# Stated task
Copy out each line below that has the word "remmin" in it.

[Lines of data]
[start]
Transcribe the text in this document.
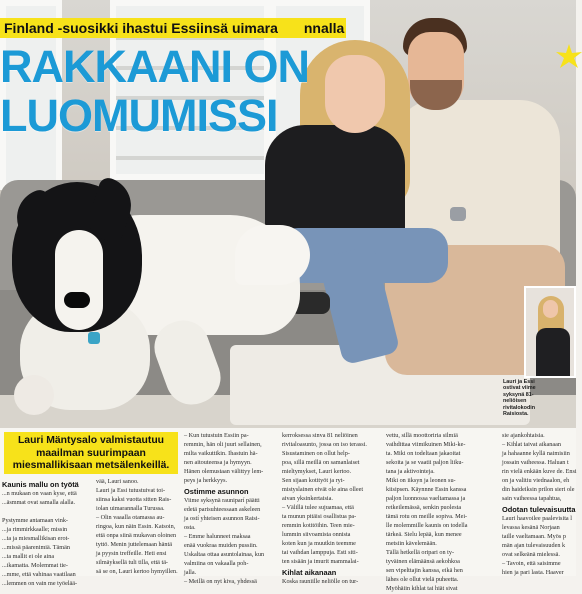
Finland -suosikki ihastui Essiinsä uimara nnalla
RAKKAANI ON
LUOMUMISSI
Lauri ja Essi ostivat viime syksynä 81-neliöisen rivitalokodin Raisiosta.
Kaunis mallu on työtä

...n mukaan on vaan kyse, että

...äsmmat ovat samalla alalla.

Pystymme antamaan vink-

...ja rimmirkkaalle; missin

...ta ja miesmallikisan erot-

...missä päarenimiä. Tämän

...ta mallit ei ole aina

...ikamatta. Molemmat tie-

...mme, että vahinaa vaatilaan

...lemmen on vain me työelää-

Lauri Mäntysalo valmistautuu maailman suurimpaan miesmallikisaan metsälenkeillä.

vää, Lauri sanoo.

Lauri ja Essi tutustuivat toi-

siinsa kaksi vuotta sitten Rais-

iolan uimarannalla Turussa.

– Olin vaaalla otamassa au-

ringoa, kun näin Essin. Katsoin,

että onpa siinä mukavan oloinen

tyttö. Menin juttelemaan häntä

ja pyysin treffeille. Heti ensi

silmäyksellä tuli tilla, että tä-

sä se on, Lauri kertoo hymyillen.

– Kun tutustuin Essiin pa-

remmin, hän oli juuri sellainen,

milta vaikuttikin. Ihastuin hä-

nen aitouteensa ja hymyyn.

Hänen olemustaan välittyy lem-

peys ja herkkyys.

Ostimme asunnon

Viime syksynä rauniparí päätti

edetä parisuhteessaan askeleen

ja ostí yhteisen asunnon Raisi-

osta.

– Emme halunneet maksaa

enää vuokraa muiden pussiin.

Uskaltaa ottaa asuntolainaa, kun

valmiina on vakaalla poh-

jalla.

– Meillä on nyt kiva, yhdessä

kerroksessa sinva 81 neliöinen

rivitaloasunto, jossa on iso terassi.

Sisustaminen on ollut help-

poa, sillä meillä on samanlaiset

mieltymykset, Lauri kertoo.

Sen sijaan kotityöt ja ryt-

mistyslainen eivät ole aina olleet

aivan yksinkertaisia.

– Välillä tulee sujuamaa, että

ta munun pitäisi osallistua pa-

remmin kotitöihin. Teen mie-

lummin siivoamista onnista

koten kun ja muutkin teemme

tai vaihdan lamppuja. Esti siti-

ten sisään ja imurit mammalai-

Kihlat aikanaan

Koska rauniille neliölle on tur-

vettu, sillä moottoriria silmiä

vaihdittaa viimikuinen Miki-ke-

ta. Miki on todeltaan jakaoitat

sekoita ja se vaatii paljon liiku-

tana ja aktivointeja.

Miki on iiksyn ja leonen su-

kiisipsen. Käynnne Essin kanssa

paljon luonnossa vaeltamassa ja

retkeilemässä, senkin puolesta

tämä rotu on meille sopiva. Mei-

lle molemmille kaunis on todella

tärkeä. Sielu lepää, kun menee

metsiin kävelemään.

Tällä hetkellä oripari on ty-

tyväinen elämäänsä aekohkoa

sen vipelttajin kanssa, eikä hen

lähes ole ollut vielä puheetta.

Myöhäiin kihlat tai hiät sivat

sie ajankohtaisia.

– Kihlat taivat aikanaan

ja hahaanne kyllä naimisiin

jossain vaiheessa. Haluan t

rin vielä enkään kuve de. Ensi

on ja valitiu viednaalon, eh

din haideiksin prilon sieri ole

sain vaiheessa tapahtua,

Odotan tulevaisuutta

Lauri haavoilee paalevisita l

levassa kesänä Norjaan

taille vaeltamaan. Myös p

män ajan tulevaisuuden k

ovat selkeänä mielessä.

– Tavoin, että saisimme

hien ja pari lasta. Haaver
[end]
[start]
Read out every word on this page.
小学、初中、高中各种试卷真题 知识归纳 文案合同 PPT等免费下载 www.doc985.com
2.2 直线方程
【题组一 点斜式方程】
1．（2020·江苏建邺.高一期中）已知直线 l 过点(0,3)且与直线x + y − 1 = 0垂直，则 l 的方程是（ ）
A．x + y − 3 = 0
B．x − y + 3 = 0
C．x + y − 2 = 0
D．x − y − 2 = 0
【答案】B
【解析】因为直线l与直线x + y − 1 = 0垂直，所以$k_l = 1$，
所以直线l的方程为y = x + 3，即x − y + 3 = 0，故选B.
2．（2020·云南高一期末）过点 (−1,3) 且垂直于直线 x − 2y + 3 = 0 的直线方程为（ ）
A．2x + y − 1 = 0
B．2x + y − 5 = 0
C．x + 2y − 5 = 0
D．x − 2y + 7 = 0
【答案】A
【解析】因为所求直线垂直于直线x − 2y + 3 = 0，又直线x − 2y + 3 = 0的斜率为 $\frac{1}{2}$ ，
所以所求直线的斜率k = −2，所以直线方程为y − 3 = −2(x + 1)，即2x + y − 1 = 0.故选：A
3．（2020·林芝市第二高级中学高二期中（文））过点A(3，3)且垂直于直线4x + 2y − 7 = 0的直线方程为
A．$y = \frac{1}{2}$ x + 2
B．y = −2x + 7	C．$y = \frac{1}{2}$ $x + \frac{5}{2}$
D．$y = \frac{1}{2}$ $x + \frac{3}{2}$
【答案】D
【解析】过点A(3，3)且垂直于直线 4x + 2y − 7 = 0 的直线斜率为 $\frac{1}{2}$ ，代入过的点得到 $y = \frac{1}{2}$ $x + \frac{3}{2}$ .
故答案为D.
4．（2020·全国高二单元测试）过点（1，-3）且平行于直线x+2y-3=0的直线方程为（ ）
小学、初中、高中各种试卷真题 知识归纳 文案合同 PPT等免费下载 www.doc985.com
[end]
# Solved problem
remmin, hän oli juuri sellainen,
remmin kotitöihin. Teen mie-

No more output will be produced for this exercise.